> **STORED DATA**

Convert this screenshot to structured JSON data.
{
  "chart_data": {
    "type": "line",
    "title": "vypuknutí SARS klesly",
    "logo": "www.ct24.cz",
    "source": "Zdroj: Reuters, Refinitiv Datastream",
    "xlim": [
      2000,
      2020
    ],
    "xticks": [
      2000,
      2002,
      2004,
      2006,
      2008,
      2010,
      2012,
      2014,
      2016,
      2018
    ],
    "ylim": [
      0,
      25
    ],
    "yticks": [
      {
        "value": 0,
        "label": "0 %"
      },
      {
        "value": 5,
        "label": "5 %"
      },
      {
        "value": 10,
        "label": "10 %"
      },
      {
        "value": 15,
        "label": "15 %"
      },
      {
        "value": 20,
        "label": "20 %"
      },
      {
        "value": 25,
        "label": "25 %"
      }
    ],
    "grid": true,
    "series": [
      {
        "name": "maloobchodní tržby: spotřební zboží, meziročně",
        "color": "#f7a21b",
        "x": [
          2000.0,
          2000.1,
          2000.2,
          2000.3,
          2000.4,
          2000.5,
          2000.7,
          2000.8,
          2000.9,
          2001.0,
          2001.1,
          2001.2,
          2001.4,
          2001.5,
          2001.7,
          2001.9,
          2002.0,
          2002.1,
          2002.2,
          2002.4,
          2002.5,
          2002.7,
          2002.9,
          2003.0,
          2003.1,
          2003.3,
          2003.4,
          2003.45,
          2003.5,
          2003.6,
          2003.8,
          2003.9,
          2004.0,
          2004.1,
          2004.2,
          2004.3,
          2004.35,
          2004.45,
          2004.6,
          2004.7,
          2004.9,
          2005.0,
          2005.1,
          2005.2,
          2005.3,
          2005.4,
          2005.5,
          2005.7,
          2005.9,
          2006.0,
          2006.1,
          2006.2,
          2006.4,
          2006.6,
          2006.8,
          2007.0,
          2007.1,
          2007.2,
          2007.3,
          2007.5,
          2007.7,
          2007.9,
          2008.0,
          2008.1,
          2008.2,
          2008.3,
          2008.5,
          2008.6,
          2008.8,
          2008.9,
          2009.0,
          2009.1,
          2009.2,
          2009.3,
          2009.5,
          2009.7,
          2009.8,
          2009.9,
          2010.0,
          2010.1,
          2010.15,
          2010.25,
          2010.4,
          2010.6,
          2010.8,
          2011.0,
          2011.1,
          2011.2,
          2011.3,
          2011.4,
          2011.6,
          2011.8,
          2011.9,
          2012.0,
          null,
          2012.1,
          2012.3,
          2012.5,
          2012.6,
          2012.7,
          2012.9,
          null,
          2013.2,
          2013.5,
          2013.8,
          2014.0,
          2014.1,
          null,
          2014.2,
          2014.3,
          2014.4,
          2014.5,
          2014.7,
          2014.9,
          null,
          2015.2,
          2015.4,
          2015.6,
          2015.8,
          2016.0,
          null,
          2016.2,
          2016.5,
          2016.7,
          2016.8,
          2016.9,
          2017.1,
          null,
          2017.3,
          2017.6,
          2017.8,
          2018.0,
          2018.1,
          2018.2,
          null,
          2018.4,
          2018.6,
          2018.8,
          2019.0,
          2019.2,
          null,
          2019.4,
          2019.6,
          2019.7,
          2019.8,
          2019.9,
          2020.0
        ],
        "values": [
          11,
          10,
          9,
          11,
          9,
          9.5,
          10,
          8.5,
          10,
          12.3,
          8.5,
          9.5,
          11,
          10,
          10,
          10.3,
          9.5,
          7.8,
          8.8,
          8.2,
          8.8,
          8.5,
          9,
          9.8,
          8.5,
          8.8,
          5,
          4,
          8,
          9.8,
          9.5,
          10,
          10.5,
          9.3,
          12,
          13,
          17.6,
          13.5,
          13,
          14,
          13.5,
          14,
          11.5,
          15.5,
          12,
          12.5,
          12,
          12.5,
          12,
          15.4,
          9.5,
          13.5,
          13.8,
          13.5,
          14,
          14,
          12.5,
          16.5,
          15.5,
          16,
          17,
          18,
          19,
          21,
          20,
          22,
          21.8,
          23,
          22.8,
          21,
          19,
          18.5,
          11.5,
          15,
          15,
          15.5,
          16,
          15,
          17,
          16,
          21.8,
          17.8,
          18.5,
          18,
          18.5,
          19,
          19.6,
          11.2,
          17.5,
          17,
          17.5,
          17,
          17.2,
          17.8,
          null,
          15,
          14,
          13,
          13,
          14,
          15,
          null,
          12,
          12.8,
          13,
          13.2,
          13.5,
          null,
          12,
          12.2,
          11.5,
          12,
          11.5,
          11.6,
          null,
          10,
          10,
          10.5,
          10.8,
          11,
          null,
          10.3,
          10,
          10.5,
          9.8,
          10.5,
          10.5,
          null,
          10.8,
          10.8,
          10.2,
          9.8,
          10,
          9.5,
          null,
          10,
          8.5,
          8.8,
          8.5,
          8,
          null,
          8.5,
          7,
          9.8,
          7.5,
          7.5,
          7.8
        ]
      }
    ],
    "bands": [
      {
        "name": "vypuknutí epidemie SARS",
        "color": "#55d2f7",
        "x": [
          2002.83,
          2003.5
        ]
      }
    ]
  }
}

> **OBJECTIVE**
Set down the entries verbatim, leaving none out.

> **EXERCISE RESPONSE**
Convert this screenshot to structured JSON data.
{
  "chart_data": {
    "type": "line",
    "title": "vypuknutí SARS klesly",
    "logo": "www.ct24.cz",
    "source": "Zdroj: Reuters, Refinitiv Datastream",
    "xlim": [
      2000,
      2020
    ],
    "xticks": [
      2000,
      2002,
      2004,
      2006,
      2008,
      2010,
      2012,
      2014,
      2016,
      2018
    ],
    "ylim": [
      0,
      25
    ],
    "yticks": [
      {
        "value": 0,
        "label": "0 %"
      },
      {
        "value": 5,
        "label": "5 %"
      },
      {
        "value": 10,
        "label": "10 %"
      },
      {
        "value": 15,
        "label": "15 %"
      },
      {
        "value": 20,
        "label": "20 %"
      },
      {
        "value": 25,
        "label": "25 %"
      }
    ],
    "grid": true,
    "series": [
      {
        "name": "maloobchodní tržby: spotřební zboží, meziročně",
        "color": "#f7a21b",
        "x": [
          2000.0,
          2000.1,
          2000.2,
          2000.3,
          2000.4,
          2000.5,
          2000.7,
          2000.8,
          2000.9,
          2001.0,
          2001.1,
          2001.2,
          2001.4,
          2001.5,
          2001.7,
          2001.9,
          2002.0,
          2002.1,
          2002.2,
          2002.4,
          2002.5,
          2002.7,
          2002.9,
          2003.0,
          2003.1,
          2003.3,
          2003.4,
          2003.45,
          2003.5,
          2003.6,
          2003.8,
          2003.9,
          2004.0,
          2004.1,
          2004.2,
          2004.3,
          2004.35,
          2004.45,
          2004.6,
          2004.7,
          2004.9,
          2005.0,
          2005.1,
          2005.2,
          2005.3,
          2005.4,
          2005.5,
          2005.7,
          2005.9,
          2006.0,
          2006.1,
          2006.2,
          2006.4,
          2006.6,
          2006.8,
          2007.0,
          2007.1,
          2007.2,
          2007.3,
          2007.5,
          2007.7,
          2007.9,
          2008.0,
          2008.1,
          2008.2,
          2008.3,
          2008.5,
          2008.6,
          2008.8,
          2008.9,
          2009.0,
          2009.1,
          2009.2,
          2009.3,
          2009.5,
          2009.7,
          2009.8,
          2009.9,
          2010.0,
          2010.1,
          2010.15,
          2010.25,
          2010.4,
          2010.6,
          2010.8,
          2011.0,
          2011.1,
          2011.2,
          2011.3,
          2011.4,
          2011.6,
          2011.8,
          2011.9,
          2012.0,
          null,
          2012.1,
          2012.3,
          2012.5,
          2012.6,
          2012.7,
          2012.9,
          null,
          2013.2,
          2013.5,
          2013.8,
          2014.0,
          2014.1,
          null,
          2014.2,
          2014.3,
          2014.4,
          2014.5,
          2014.7,
          2014.9,
          null,
          2015.2,
          2015.4,
          2015.6,
          2015.8,
          2016.0,
          null,
          2016.2,
          2016.5,
          2016.7,
          2016.8,
          2016.9,
          2017.1,
          null,
          2017.3,
          2017.6,
          2017.8,
          2018.0,
          2018.1,
          2018.2,
          null,
          2018.4,
          2018.6,
          2018.8,
          2019.0,
          2019.2,
          null,
          2019.4,
          2019.6,
          2019.7,
          2019.8,
          2019.9,
          2020.0
        ],
        "values": [
          11,
          10,
          9,
          11,
          9,
          9.5,
          10,
          8.5,
          10,
          12.3,
          8.5,
          9.5,
          11,
          10,
          10,
          10.3,
          9.5,
          7.8,
          8.8,
          8.2,
          8.8,
          8.5,
          9,
          9.8,
          8.5,
          8.8,
          5,
          4,
          8,
          9.8,
          9.5,
          10,
          10.5,
          9.3,
          12,
          13,
          17.6,
          13.5,
          13,
          14,
          13.5,
          14,
          11.5,
          15.5,
          12,
          12.5,
          12,
          12.5,
          12,
          15.4,
          9.5,
          13.5,
          13.8,
          13.5,
          14,
          14,
          12.5,
          16.5,
          15.5,
          16,
          17,
          18,
          19,
          21,
          20,
          22,
          21.8,
          23,
          22.8,
          21,
          19,
          18.5,
          11.5,
          15,
          15,
          15.5,
          16,
          15,
          17,
          16,
          21.8,
          17.8,
          18.5,
          18,
          18.5,
          19,
          19.6,
          11.2,
          17.5,
          17,
          17.5,
          17,
          17.2,
          17.8,
          null,
          15,
          14,
          13,
          13,
          14,
          15,
          null,
          12,
          12.8,
          13,
          13.2,
          13.5,
          null,
          12,
          12.2,
          11.5,
          12,
          11.5,
          11.6,
          null,
          10,
          10,
          10.5,
          10.8,
          11,
          null,
          10.3,
          10,
          10.5,
          9.8,
          10.5,
          10.5,
          null,
          10.8,
          10.8,
          10.2,
          9.8,
          10,
          9.5,
          null,
          10,
          8.5,
          8.8,
          8.5,
          8,
          null,
          8.5,
          7,
          9.8,
          7.5,
          7.5,
          7.8
        ]
      }
    ],
    "bands": [
      {
        "name": "vypuknutí epidemie SARS",
        "color": "#55d2f7",
        "x": [
          2002.83,
          2003.5
        ]
      }
    ]
  }
}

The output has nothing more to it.